━━━━━ Supplied entries

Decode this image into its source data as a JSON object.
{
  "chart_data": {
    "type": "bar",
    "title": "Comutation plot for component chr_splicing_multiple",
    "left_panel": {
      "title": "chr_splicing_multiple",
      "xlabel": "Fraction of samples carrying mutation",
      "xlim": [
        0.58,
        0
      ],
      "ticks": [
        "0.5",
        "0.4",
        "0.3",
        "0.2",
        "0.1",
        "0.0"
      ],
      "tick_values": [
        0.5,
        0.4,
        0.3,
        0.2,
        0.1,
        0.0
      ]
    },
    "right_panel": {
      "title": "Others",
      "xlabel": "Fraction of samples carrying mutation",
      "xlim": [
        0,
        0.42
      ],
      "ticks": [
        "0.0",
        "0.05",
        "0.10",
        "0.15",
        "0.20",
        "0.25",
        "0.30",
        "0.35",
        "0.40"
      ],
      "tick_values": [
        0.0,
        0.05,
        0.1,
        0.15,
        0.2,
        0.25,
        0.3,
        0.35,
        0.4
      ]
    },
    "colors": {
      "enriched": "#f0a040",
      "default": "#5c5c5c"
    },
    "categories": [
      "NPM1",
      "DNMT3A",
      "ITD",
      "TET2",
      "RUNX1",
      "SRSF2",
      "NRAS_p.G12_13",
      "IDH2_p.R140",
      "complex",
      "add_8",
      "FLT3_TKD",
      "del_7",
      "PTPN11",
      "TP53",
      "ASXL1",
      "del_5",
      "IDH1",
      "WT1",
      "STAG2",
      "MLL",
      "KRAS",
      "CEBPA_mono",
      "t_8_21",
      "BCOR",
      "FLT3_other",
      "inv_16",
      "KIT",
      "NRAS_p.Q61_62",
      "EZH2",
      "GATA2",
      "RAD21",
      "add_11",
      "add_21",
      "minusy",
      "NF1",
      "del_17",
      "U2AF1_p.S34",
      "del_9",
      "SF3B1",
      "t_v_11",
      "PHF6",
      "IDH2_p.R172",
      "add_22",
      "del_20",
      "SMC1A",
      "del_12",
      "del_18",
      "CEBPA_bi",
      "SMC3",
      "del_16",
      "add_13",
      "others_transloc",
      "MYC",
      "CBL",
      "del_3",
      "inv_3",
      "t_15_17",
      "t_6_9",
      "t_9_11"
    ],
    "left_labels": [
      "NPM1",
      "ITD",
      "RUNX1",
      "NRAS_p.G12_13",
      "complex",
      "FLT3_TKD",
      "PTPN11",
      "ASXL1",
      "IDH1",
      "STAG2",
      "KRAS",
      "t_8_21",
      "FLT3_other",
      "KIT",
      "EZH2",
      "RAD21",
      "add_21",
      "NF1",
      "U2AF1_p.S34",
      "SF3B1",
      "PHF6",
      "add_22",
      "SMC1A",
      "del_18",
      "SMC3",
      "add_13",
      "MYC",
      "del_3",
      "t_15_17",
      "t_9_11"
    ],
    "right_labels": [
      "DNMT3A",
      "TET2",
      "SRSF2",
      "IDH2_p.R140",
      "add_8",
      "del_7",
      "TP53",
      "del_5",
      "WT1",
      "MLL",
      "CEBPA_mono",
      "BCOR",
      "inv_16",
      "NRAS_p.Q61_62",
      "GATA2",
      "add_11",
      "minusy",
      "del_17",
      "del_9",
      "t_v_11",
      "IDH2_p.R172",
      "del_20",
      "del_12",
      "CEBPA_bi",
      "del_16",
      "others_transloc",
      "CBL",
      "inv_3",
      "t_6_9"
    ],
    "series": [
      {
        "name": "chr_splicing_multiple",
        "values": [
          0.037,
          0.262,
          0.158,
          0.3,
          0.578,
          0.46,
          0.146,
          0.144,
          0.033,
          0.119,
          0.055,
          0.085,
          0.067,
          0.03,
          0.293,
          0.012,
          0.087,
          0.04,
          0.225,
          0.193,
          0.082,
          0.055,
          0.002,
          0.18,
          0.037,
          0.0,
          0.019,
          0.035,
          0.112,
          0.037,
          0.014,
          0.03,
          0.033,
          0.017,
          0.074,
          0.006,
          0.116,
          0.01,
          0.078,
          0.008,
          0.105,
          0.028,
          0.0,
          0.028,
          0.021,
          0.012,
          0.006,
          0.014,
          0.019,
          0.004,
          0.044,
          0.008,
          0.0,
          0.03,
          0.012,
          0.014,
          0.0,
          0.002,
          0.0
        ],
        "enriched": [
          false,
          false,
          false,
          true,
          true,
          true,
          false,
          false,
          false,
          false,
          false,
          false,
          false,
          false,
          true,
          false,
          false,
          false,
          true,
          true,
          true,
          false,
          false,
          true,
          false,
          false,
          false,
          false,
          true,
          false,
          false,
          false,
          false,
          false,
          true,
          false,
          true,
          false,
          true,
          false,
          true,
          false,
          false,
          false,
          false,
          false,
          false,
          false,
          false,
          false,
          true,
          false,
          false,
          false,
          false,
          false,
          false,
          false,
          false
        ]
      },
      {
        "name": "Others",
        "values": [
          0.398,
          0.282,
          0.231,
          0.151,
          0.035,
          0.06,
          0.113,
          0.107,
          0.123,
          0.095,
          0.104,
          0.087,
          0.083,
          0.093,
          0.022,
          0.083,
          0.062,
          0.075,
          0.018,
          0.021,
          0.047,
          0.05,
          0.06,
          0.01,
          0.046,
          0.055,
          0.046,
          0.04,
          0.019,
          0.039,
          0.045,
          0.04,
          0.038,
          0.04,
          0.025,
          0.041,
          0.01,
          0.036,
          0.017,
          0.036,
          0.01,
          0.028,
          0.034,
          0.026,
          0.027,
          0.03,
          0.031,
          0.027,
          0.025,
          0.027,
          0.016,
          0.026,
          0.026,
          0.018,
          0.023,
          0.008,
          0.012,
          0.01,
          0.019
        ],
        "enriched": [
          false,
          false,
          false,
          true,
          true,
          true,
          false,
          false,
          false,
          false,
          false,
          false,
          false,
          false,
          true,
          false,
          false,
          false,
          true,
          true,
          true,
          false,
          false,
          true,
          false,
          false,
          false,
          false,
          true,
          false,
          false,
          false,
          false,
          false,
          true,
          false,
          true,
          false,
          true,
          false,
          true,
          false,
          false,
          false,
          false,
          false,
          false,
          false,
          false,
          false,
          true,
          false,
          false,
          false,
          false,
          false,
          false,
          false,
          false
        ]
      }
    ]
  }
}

━━━━━━━━━━

Return the material in full, exactly as shown.

Decode this image into its source data as a JSON object.
{
  "chart_data": {
    "type": "bar",
    "title": "Comutation plot for component chr_splicing_multiple",
    "left_panel": {
      "title": "chr_splicing_multiple",
      "xlabel": "Fraction of samples carrying mutation",
      "xlim": [
        0.58,
        0
      ],
      "ticks": [
        "0.5",
        "0.4",
        "0.3",
        "0.2",
        "0.1",
        "0.0"
      ],
      "tick_values": [
        0.5,
        0.4,
        0.3,
        0.2,
        0.1,
        0.0
      ]
    },
    "right_panel": {
      "title": "Others",
      "xlabel": "Fraction of samples carrying mutation",
      "xlim": [
        0,
        0.42
      ],
      "ticks": [
        "0.0",
        "0.05",
        "0.10",
        "0.15",
        "0.20",
        "0.25",
        "0.30",
        "0.35",
        "0.40"
      ],
      "tick_values": [
        0.0,
        0.05,
        0.1,
        0.15,
        0.2,
        0.25,
        0.3,
        0.35,
        0.4
      ]
    },
    "colors": {
      "enriched": "#f0a040",
      "default": "#5c5c5c"
    },
    "categories": [
      "NPM1",
      "DNMT3A",
      "ITD",
      "TET2",
      "RUNX1",
      "SRSF2",
      "NRAS_p.G12_13",
      "IDH2_p.R140",
      "complex",
      "add_8",
      "FLT3_TKD",
      "del_7",
      "PTPN11",
      "TP53",
      "ASXL1",
      "del_5",
      "IDH1",
      "WT1",
      "STAG2",
      "MLL",
      "KRAS",
      "CEBPA_mono",
      "t_8_21",
      "BCOR",
      "FLT3_other",
      "inv_16",
      "KIT",
      "NRAS_p.Q61_62",
      "EZH2",
      "GATA2",
      "RAD21",
      "add_11",
      "add_21",
      "minusy",
      "NF1",
      "del_17",
      "U2AF1_p.S34",
      "del_9",
      "SF3B1",
      "t_v_11",
      "PHF6",
      "IDH2_p.R172",
      "add_22",
      "del_20",
      "SMC1A",
      "del_12",
      "del_18",
      "CEBPA_bi",
      "SMC3",
      "del_16",
      "add_13",
      "others_transloc",
      "MYC",
      "CBL",
      "del_3",
      "inv_3",
      "t_15_17",
      "t_6_9",
      "t_9_11"
    ],
    "left_labels": [
      "NPM1",
      "ITD",
      "RUNX1",
      "NRAS_p.G12_13",
      "complex",
      "FLT3_TKD",
      "PTPN11",
      "ASXL1",
      "IDH1",
      "STAG2",
      "KRAS",
      "t_8_21",
      "FLT3_other",
      "KIT",
      "EZH2",
      "RAD21",
      "add_21",
      "NF1",
      "U2AF1_p.S34",
      "SF3B1",
      "PHF6",
      "add_22",
      "SMC1A",
      "del_18",
      "SMC3",
      "add_13",
      "MYC",
      "del_3",
      "t_15_17",
      "t_9_11"
    ],
    "right_labels": [
      "DNMT3A",
      "TET2",
      "SRSF2",
      "IDH2_p.R140",
      "add_8",
      "del_7",
      "TP53",
      "del_5",
      "WT1",
      "MLL",
      "CEBPA_mono",
      "BCOR",
      "inv_16",
      "NRAS_p.Q61_62",
      "GATA2",
      "add_11",
      "minusy",
      "del_17",
      "del_9",
      "t_v_11",
      "IDH2_p.R172",
      "del_20",
      "del_12",
      "CEBPA_bi",
      "del_16",
      "others_transloc",
      "CBL",
      "inv_3",
      "t_6_9"
    ],
    "series": [
      {
        "name": "chr_splicing_multiple",
        "values": [
          0.037,
          0.262,
          0.158,
          0.3,
          0.578,
          0.46,
          0.146,
          0.144,
          0.033,
          0.119,
          0.055,
          0.085,
          0.067,
          0.03,
          0.293,
          0.012,
          0.087,
          0.04,
          0.225,
          0.193,
          0.082,
          0.055,
          0.002,
          0.18,
          0.037,
          0.0,
          0.019,
          0.035,
          0.112,
          0.037,
          0.014,
          0.03,
          0.033,
          0.017,
          0.074,
          0.006,
          0.116,
          0.01,
          0.078,
          0.008,
          0.105,
          0.028,
          0.0,
          0.028,
          0.021,
          0.012,
          0.006,
          0.014,
          0.019,
          0.004,
          0.044,
          0.008,
          0.0,
          0.03,
          0.012,
          0.014,
          0.0,
          0.002,
          0.0
        ],
        "enriched": [
          false,
          false,
          false,
          true,
          true,
          true,
          false,
          false,
          false,
          false,
          false,
          false,
          false,
          false,
          true,
          false,
          false,
          false,
          true,
          true,
          true,
          false,
          false,
          true,
          false,
          false,
          false,
          false,
          true,
          false,
          false,
          false,
          false,
          false,
          true,
          false,
          true,
          false,
          true,
          false,
          true,
          false,
          false,
          false,
          false,
          false,
          false,
          false,
          false,
          false,
          true,
          false,
          false,
          false,
          false,
          false,
          false,
          false,
          false
        ]
      },
      {
        "name": "Others",
        "values": [
          0.398,
          0.282,
          0.231,
          0.151,
          0.035,
          0.06,
          0.113,
          0.107,
          0.123,
          0.095,
          0.104,
          0.087,
          0.083,
          0.093,
          0.022,
          0.083,
          0.062,
          0.075,
          0.018,
          0.021,
          0.047,
          0.05,
          0.06,
          0.01,
          0.046,
          0.055,
          0.046,
          0.04,
          0.019,
          0.039,
          0.045,
          0.04,
          0.038,
          0.04,
          0.025,
          0.041,
          0.01,
          0.036,
          0.017,
          0.036,
          0.01,
          0.028,
          0.034,
          0.026,
          0.027,
          0.03,
          0.031,
          0.027,
          0.025,
          0.027,
          0.016,
          0.026,
          0.026,
          0.018,
          0.023,
          0.008,
          0.012,
          0.01,
          0.019
        ],
        "enriched": [
          false,
          false,
          false,
          true,
          true,
          true,
          false,
          false,
          false,
          false,
          false,
          false,
          false,
          false,
          true,
          false,
          false,
          false,
          true,
          true,
          true,
          false,
          false,
          true,
          false,
          false,
          false,
          false,
          true,
          false,
          false,
          false,
          false,
          false,
          true,
          false,
          true,
          false,
          true,
          false,
          true,
          false,
          false,
          false,
          false,
          false,
          false,
          false,
          false,
          false,
          true,
          false,
          false,
          false,
          false,
          false,
          false,
          false,
          false
        ]
      }
    ]
  }
}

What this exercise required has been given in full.